» Prompt
Write out each line exactly as given. Leave the pictures out of your copy.

» Data listing
==================================================
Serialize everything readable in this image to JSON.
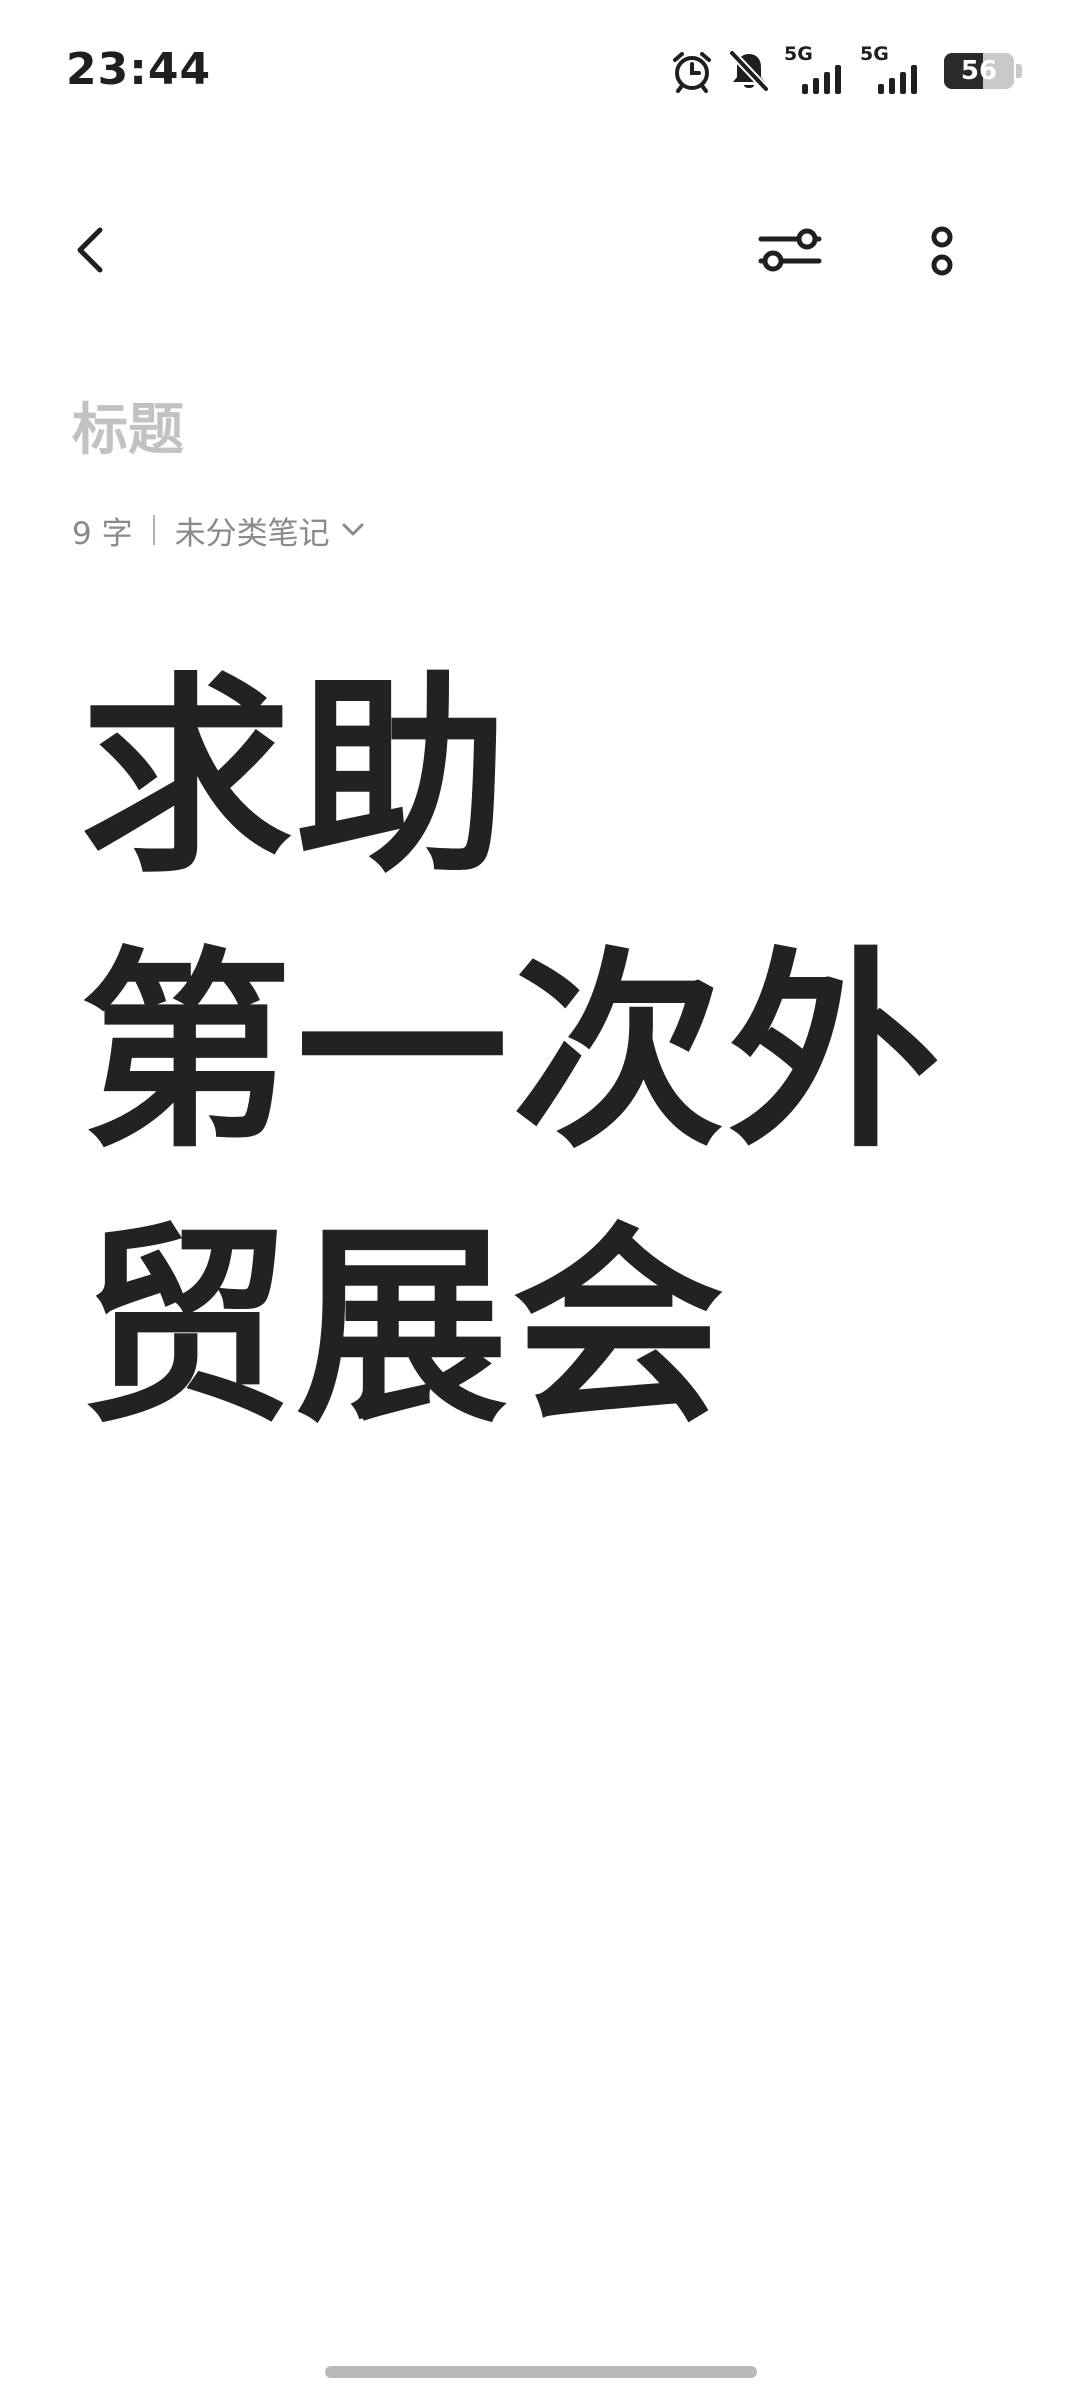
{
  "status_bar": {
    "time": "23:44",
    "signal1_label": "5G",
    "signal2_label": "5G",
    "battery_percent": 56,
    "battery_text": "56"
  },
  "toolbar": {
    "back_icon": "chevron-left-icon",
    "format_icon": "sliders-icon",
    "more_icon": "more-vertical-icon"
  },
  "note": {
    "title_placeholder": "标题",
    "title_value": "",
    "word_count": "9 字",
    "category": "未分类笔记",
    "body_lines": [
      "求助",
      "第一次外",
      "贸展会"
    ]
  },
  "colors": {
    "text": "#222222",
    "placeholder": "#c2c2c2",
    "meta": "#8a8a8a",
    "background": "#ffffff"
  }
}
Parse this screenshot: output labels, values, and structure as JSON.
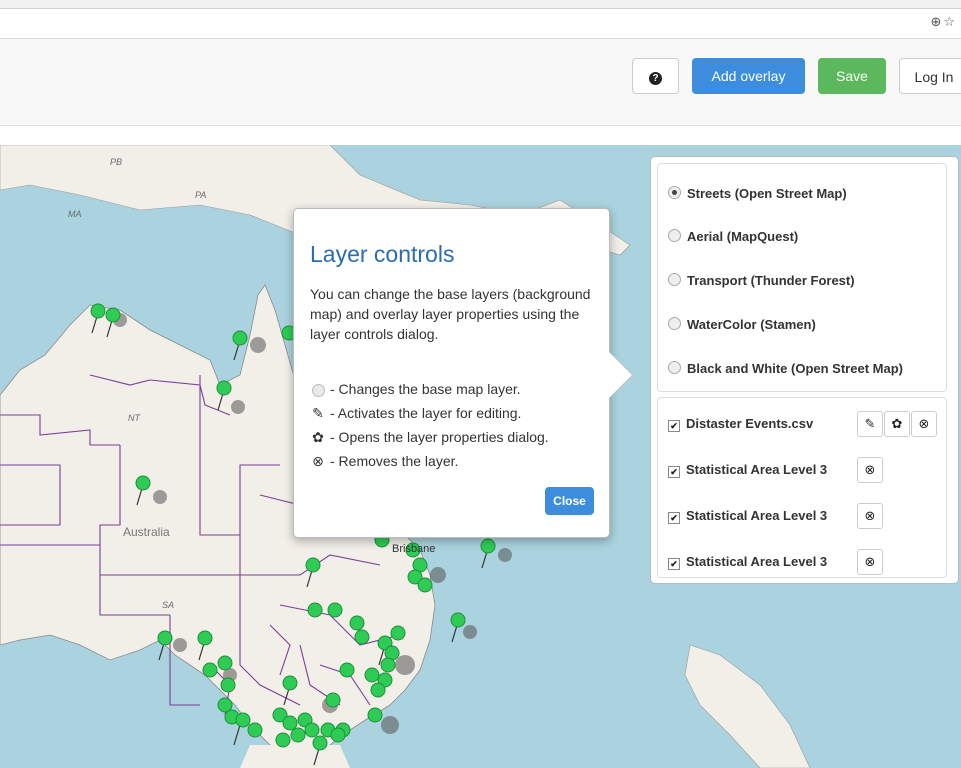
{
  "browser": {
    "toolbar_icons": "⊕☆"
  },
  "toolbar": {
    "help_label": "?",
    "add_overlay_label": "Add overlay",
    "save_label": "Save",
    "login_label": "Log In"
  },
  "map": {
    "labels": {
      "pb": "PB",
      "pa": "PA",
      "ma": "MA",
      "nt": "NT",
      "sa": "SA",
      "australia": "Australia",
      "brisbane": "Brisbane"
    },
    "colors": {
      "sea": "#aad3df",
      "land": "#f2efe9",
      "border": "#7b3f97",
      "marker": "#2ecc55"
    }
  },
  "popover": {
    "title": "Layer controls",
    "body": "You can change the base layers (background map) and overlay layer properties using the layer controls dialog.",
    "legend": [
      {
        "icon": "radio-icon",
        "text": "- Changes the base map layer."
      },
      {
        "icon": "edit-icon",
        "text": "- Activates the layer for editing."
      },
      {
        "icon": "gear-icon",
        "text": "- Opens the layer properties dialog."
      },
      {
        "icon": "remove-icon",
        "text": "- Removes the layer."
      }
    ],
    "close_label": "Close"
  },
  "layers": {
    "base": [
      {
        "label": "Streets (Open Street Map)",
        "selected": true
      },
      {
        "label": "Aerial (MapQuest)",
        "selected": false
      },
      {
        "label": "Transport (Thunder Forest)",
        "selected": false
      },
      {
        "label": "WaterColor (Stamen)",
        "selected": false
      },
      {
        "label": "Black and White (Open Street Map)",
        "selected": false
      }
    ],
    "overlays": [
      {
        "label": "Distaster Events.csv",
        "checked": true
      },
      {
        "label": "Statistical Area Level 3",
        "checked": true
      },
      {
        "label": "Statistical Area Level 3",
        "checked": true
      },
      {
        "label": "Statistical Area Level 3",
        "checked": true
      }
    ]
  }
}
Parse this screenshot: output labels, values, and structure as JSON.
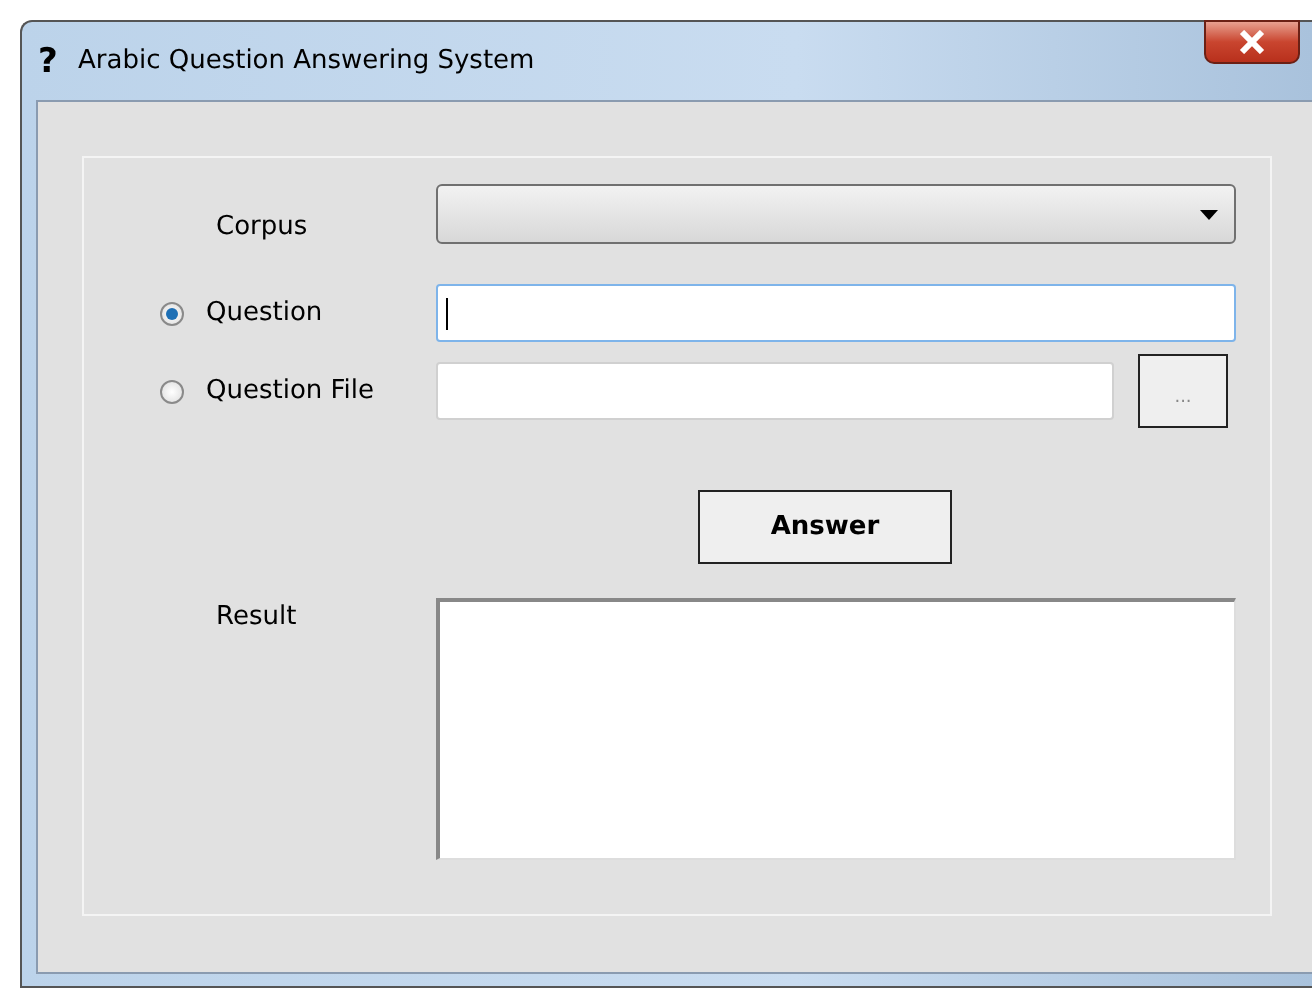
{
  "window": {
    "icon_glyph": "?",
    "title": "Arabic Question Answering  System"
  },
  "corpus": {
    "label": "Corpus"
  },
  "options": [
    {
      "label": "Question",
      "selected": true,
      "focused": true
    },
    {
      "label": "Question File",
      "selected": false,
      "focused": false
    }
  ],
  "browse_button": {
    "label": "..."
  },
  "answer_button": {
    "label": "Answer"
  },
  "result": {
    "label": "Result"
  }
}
==================================================
» Response for this exercise
Serialize everything readable in this image to JSON.
{
  "status_bar": {
    "time": "23:44",
    "signal1_label": "5G",
    "signal2_label": "5G",
    "battery_percent": 56,
    "battery_text": "56"
  },
  "toolbar": {
    "back_icon": "chevron-left-icon",
    "format_icon": "sliders-icon",
    "more_icon": "more-vertical-icon"
  },
  "note": {
    "title_placeholder": "标题",
    "title_value": "",
    "word_count": "9 字",
    "category": "未分类笔记",
    "body_lines": [
      "求助",
      "第一次外",
      "贸展会"
    ]
  },
  "colors": {
    "text": "#222222",
    "placeholder": "#c2c2c2",
    "meta": "#8a8a8a",
    "background": "#ffffff"
  }
}
Parse this screenshot: output labels, values, and structure as JSON.
{
  "browser": {
    "toolbar_icons": "⊕☆"
  },
  "toolbar": {
    "help_label": "?",
    "add_overlay_label": "Add overlay",
    "save_label": "Save",
    "login_label": "Log In"
  },
  "map": {
    "labels": {
      "pb": "PB",
      "pa": "PA",
      "ma": "MA",
      "nt": "NT",
      "sa": "SA",
      "australia": "Australia",
      "brisbane": "Brisbane"
    },
    "colors": {
      "sea": "#aad3df",
      "land": "#f2efe9",
      "border": "#7b3f97",
      "marker": "#2ecc55"
    }
  },
  "popover": {
    "title": "Layer controls",
    "body": "You can change the base layers (background map) and overlay layer properties using the layer controls dialog.",
    "legend": [
      {
        "icon": "radio-icon",
        "text": "- Changes the base map layer."
      },
      {
        "icon": "edit-icon",
        "text": "- Activates the layer for editing."
      },
      {
        "icon": "gear-icon",
        "text": "- Opens the layer properties dialog."
      },
      {
        "icon": "remove-icon",
        "text": "- Removes the layer."
      }
    ],
    "close_label": "Close"
  },
  "layers": {
    "base": [
      {
        "label": "Streets (Open Street Map)",
        "selected": true
      },
      {
        "label": "Aerial (MapQuest)",
        "selected": false
      },
      {
        "label": "Transport (Thunder Forest)",
        "selected": false
      },
      {
        "label": "WaterColor (Stamen)",
        "selected": false
      },
      {
        "label": "Black and White (Open Street Map)",
        "selected": false
      }
    ],
    "overlays": [
      {
        "label": "Distaster Events.csv",
        "checked": true
      },
      {
        "label": "Statistical Area Level 3",
        "checked": true
      },
      {
        "label": "Statistical Area Level 3",
        "checked": true
      },
      {
        "label": "Statistical Area Level 3",
        "checked": true
      }
    ]
  }
}
Parse this screenshot: output labels, values, and structure as JSON.
{
  "window": {
    "icon_glyph": "?",
    "title": "Arabic Question Answering  System"
  },
  "corpus": {
    "label": "Corpus"
  },
  "options": [
    {
      "label": "Question",
      "selected": true,
      "focused": true
    },
    {
      "label": "Question File",
      "selected": false,
      "focused": false
    }
  ],
  "browse_button": {
    "label": "..."
  },
  "answer_button": {
    "label": "Answer"
  },
  "result": {
    "label": "Result"
  }
}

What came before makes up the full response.